▶ _WRITTEN PROBLEM 1_
Reproduce the passage of the sermon below between "Text: Matthew 8:28–34" and "I was away.", inclusive.

Text: Matthew 8:28–34
Preacher: Pastor Brian Sauvé
A Peculiar Madness
It is good to be back with you all this morning, to open the Bible together. Please turn with me to Matthew 8:28. Thank you all for the many ways you have served us in the last few weeks with the arrival of baby Winnie. We were most grateful for your prayers, meals, and love. My thanks as well to Pastor Dan and Mr. Love for so ably filling the pulpit while I was away.
Let’s begin by getting the text before us, beginning in Matthew 8:28, which picks up immediately after the scene Pastor Dan brought us through last week, in which Christ calmed the quaking seas. This is the Word of the Living God:
“And when he came to the other side, to the country of the Gadarenes, two demon-possessed men met him, coming out of the tombs, so fierce that no one could pass that way. And behold, they cried out, “What have you to do with us, O Son of God? Have you come here to torment us before the time?” Now a herd of many pigs was feeding at some distance from them. And the demons begged him, saying, “If you cast us out, send us away into the herd of pigs.” And he said to them, “Go.” So they came out and went into the pigs, and behold, the whole herd rushed down the steep bank into the sea and drowned in the waters. The herdsmen fled, and going into the city they told everything, especially what had happened to the demon-possessed men. And behold, all the city came out to meet Jesus, and when they saw him, they begged him to leave their region.”

▶ _DATASET ENTRIES_
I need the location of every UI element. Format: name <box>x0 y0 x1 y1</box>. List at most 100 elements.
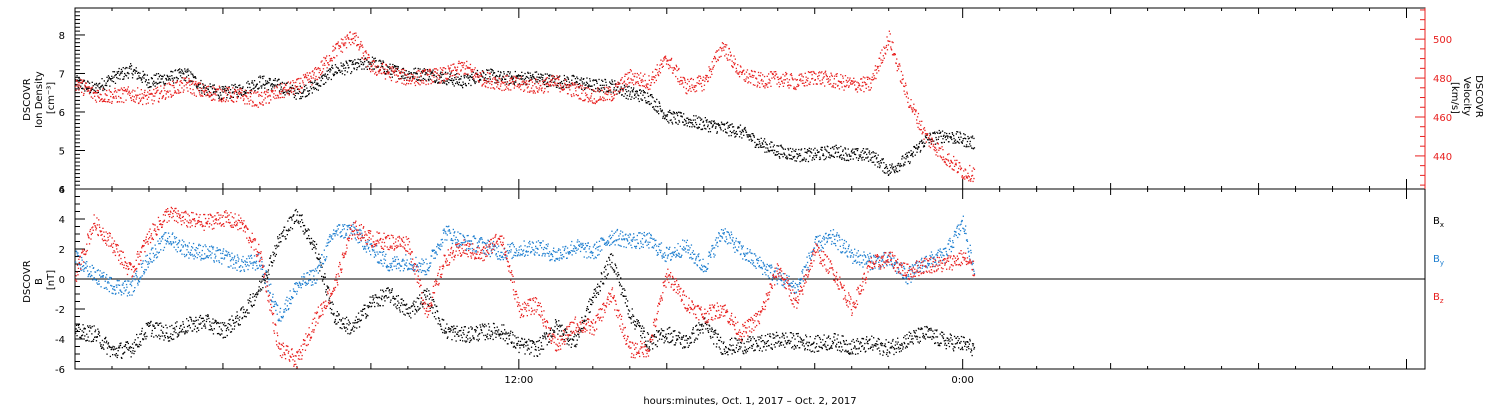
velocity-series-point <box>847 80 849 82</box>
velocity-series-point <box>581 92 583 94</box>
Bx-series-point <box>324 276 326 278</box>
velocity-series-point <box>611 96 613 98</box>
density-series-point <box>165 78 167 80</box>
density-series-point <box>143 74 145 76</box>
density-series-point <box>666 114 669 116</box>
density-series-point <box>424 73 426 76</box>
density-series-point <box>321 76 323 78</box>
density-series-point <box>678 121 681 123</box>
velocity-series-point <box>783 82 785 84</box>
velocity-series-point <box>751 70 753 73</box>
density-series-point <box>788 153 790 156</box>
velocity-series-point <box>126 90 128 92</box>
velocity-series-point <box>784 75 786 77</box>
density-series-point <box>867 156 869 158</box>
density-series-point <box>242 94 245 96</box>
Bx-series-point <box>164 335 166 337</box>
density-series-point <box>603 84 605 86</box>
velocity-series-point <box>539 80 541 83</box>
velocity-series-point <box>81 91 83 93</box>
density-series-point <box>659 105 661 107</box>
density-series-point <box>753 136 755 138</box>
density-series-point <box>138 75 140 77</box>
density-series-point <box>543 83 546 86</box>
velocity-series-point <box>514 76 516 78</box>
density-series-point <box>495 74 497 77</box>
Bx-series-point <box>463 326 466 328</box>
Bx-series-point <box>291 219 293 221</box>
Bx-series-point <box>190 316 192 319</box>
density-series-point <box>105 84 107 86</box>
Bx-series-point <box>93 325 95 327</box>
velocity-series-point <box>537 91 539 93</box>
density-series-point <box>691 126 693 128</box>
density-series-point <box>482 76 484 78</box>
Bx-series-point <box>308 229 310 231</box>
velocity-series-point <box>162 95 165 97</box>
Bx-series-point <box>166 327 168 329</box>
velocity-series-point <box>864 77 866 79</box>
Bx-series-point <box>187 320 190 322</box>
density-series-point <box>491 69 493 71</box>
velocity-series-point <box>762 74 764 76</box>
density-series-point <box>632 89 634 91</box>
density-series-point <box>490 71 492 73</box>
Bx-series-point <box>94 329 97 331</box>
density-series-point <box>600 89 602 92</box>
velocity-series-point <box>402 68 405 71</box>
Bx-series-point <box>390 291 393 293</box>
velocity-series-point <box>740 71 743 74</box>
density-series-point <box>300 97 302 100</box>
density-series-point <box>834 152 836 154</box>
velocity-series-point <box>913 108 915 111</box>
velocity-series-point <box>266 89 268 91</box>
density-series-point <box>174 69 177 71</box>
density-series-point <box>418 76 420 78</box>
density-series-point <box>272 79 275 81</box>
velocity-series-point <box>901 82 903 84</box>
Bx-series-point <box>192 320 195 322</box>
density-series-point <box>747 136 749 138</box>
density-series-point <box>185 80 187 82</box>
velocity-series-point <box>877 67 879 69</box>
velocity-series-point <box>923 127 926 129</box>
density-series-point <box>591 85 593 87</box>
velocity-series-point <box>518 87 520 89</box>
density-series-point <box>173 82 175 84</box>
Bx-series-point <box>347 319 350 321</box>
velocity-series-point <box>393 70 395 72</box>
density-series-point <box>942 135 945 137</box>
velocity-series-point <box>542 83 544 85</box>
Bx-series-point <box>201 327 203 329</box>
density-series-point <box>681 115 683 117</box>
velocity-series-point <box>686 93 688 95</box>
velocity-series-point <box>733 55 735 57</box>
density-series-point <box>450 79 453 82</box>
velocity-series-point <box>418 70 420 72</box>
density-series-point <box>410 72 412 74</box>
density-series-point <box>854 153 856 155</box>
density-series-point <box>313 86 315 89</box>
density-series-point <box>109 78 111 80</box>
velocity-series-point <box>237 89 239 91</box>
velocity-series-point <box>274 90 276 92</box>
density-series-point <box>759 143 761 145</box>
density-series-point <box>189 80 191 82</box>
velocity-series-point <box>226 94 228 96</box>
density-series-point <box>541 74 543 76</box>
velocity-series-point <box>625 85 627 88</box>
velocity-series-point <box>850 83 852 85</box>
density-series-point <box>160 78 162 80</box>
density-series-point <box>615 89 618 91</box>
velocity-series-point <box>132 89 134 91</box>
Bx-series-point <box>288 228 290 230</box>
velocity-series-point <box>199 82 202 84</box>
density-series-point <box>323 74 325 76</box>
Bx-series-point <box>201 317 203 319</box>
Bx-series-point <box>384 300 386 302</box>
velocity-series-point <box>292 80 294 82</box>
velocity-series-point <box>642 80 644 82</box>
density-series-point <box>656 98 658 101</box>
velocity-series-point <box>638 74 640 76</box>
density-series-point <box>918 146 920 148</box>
* * *
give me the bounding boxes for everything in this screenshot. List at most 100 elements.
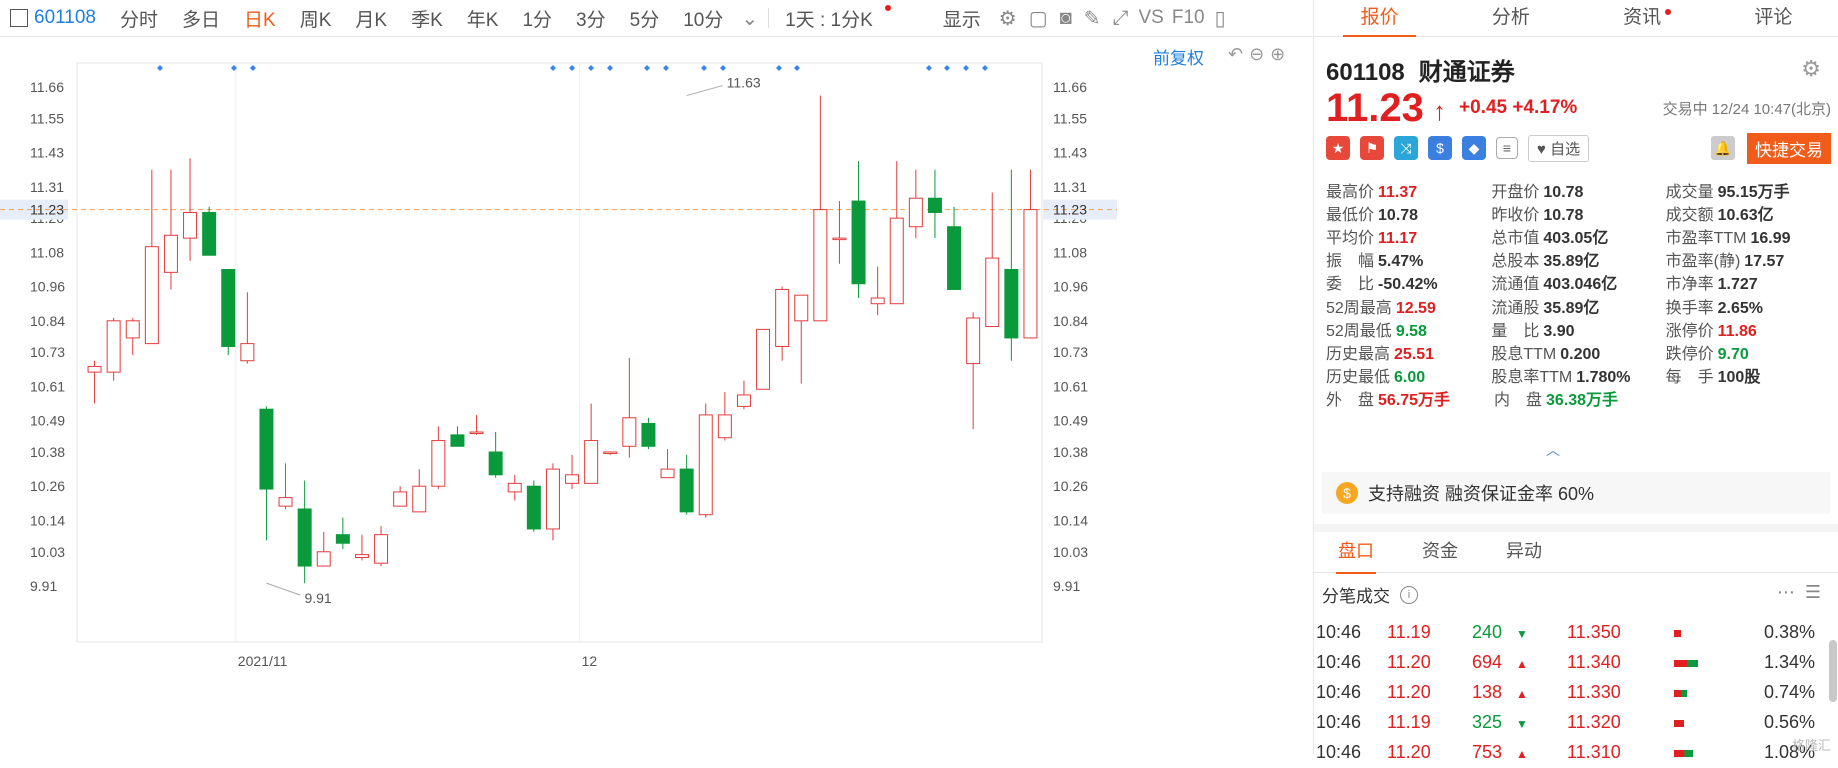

▶ _WRITTEN PROBLEM 2_
In the records above, how many lines contain the string "most"? Give only the number.

▶ _FINAL ANSWER 1_
Text: Matthew 8:28–34
Preacher: Pastor Brian Sauvé
A Peculiar Madness
It is good to be back with you all this morning, to open the Bible together. Please turn with me to Matthew 8:28. Thank you all for the many ways you have served us in the last few weeks with the arrival of baby Winnie. We were most grateful for your prayers, meals, and love. My thanks as well to Pastor Dan and Mr. Love for so ably filling the pulpit while I was away.

▶ _FINAL ANSWER 2_
2